EXERCISE DESCRIPTION —
In full and without alteration, repeat the material.

▼

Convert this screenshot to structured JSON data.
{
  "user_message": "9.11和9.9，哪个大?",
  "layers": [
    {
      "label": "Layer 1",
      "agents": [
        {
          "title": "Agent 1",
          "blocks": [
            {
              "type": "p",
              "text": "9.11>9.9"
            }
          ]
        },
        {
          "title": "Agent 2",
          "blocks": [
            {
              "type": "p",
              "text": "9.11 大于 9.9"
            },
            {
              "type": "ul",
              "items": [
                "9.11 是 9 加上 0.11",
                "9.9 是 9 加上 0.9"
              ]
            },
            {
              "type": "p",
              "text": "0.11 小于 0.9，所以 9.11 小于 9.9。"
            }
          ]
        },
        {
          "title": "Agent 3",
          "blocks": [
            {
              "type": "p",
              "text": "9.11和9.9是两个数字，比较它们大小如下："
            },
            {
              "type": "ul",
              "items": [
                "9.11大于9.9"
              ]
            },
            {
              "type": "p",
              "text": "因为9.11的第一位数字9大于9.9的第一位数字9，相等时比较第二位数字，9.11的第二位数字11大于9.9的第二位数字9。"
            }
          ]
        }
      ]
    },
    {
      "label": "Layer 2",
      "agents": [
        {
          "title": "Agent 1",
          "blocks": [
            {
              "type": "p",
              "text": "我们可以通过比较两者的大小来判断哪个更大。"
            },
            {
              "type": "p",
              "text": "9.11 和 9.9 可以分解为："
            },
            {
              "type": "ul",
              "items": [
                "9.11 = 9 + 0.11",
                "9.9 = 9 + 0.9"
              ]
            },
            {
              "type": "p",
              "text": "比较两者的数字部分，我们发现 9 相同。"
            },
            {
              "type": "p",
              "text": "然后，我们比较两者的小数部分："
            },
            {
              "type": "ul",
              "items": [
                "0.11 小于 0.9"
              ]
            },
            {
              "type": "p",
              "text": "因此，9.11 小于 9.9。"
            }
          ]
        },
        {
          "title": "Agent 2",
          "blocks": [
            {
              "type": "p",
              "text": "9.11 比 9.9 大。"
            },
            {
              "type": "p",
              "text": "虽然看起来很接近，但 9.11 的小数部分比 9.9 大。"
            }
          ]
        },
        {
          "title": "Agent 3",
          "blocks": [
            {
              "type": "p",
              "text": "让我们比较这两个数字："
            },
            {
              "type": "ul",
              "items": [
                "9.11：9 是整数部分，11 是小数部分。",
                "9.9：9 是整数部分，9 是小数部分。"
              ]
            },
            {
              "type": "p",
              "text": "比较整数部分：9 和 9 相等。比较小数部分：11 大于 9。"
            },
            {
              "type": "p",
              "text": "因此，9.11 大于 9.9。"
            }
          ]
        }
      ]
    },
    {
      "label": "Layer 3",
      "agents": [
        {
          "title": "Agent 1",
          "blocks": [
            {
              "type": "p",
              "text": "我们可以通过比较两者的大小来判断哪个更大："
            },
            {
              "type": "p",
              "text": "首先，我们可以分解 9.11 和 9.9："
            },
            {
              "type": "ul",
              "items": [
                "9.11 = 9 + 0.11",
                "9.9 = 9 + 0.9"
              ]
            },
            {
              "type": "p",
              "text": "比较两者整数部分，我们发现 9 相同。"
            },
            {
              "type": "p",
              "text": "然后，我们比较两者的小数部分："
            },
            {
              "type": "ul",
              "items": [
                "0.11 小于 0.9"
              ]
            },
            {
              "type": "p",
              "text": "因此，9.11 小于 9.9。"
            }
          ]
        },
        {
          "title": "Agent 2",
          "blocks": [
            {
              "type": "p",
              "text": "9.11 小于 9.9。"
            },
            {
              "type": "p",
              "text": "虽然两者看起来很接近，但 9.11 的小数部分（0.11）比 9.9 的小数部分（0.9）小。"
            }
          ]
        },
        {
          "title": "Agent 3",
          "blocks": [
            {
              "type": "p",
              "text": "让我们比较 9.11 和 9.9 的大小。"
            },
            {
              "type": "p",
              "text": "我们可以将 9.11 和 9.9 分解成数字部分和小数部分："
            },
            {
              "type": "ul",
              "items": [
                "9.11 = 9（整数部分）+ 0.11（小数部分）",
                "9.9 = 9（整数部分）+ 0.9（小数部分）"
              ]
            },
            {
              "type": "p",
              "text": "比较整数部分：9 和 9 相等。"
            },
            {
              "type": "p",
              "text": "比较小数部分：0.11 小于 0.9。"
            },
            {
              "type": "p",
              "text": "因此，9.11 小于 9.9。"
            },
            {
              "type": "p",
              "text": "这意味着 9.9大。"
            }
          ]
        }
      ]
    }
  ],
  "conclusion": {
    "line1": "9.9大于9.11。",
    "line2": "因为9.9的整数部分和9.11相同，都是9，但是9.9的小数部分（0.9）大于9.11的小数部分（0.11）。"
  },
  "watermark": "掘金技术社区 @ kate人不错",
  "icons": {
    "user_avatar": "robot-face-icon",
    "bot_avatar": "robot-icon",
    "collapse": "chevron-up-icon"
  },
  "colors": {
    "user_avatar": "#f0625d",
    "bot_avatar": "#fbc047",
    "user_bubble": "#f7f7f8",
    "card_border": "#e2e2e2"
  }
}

▲

FULL OUTPUT —
Convert this screenshot to structured JSON data.
{
  "user_message": "9.11和9.9，哪个大?",
  "layers": [
    {
      "label": "Layer 1",
      "agents": [
        {
          "title": "Agent 1",
          "blocks": [
            {
              "type": "p",
              "text": "9.11>9.9"
            }
          ]
        },
        {
          "title": "Agent 2",
          "blocks": [
            {
              "type": "p",
              "text": "9.11 大于 9.9"
            },
            {
              "type": "ul",
              "items": [
                "9.11 是 9 加上 0.11",
                "9.9 是 9 加上 0.9"
              ]
            },
            {
              "type": "p",
              "text": "0.11 小于 0.9，所以 9.11 小于 9.9。"
            }
          ]
        },
        {
          "title": "Agent 3",
          "blocks": [
            {
              "type": "p",
              "text": "9.11和9.9是两个数字，比较它们大小如下："
            },
            {
              "type": "ul",
              "items": [
                "9.11大于9.9"
              ]
            },
            {
              "type": "p",
              "text": "因为9.11的第一位数字9大于9.9的第一位数字9，相等时比较第二位数字，9.11的第二位数字11大于9.9的第二位数字9。"
            }
          ]
        }
      ]
    },
    {
      "label": "Layer 2",
      "agents": [
        {
          "title": "Agent 1",
          "blocks": [
            {
              "type": "p",
              "text": "我们可以通过比较两者的大小来判断哪个更大。"
            },
            {
              "type": "p",
              "text": "9.11 和 9.9 可以分解为："
            },
            {
              "type": "ul",
              "items": [
                "9.11 = 9 + 0.11",
                "9.9 = 9 + 0.9"
              ]
            },
            {
              "type": "p",
              "text": "比较两者的数字部分，我们发现 9 相同。"
            },
            {
              "type": "p",
              "text": "然后，我们比较两者的小数部分："
            },
            {
              "type": "ul",
              "items": [
                "0.11 小于 0.9"
              ]
            },
            {
              "type": "p",
              "text": "因此，9.11 小于 9.9。"
            }
          ]
        },
        {
          "title": "Agent 2",
          "blocks": [
            {
              "type": "p",
              "text": "9.11 比 9.9 大。"
            },
            {
              "type": "p",
              "text": "虽然看起来很接近，但 9.11 的小数部分比 9.9 大。"
            }
          ]
        },
        {
          "title": "Agent 3",
          "blocks": [
            {
              "type": "p",
              "text": "让我们比较这两个数字："
            },
            {
              "type": "ul",
              "items": [
                "9.11：9 是整数部分，11 是小数部分。",
                "9.9：9 是整数部分，9 是小数部分。"
              ]
            },
            {
              "type": "p",
              "text": "比较整数部分：9 和 9 相等。比较小数部分：11 大于 9。"
            },
            {
              "type": "p",
              "text": "因此，9.11 大于 9.9。"
            }
          ]
        }
      ]
    },
    {
      "label": "Layer 3",
      "agents": [
        {
          "title": "Agent 1",
          "blocks": [
            {
              "type": "p",
              "text": "我们可以通过比较两者的大小来判断哪个更大："
            },
            {
              "type": "p",
              "text": "首先，我们可以分解 9.11 和 9.9："
            },
            {
              "type": "ul",
              "items": [
                "9.11 = 9 + 0.11",
                "9.9 = 9 + 0.9"
              ]
            },
            {
              "type": "p",
              "text": "比较两者整数部分，我们发现 9 相同。"
            },
            {
              "type": "p",
              "text": "然后，我们比较两者的小数部分："
            },
            {
              "type": "ul",
              "items": [
                "0.11 小于 0.9"
              ]
            },
            {
              "type": "p",
              "text": "因此，9.11 小于 9.9。"
            }
          ]
        },
        {
          "title": "Agent 2",
          "blocks": [
            {
              "type": "p",
              "text": "9.11 小于 9.9。"
            },
            {
              "type": "p",
              "text": "虽然两者看起来很接近，但 9.11 的小数部分（0.11）比 9.9 的小数部分（0.9）小。"
            }
          ]
        },
        {
          "title": "Agent 3",
          "blocks": [
            {
              "type": "p",
              "text": "让我们比较 9.11 和 9.9 的大小。"
            },
            {
              "type": "p",
              "text": "我们可以将 9.11 和 9.9 分解成数字部分和小数部分："
            },
            {
              "type": "ul",
              "items": [
                "9.11 = 9（整数部分）+ 0.11（小数部分）",
                "9.9 = 9（整数部分）+ 0.9（小数部分）"
              ]
            },
            {
              "type": "p",
              "text": "比较整数部分：9 和 9 相等。"
            },
            {
              "type": "p",
              "text": "比较小数部分：0.11 小于 0.9。"
            },
            {
              "type": "p",
              "text": "因此，9.11 小于 9.9。"
            },
            {
              "type": "p",
              "text": "这意味着 9.9大。"
            }
          ]
        }
      ]
    }
  ],
  "conclusion": {
    "line1": "9.9大于9.11。",
    "line2": "因为9.9的整数部分和9.11相同，都是9，但是9.9的小数部分（0.9）大于9.11的小数部分（0.11）。"
  },
  "watermark": "掘金技术社区 @ kate人不错",
  "icons": {
    "user_avatar": "robot-face-icon",
    "bot_avatar": "robot-icon",
    "collapse": "chevron-up-icon"
  },
  "colors": {
    "user_avatar": "#f0625d",
    "bot_avatar": "#fbc047",
    "user_bubble": "#f7f7f8",
    "card_border": "#e2e2e2"
  }
}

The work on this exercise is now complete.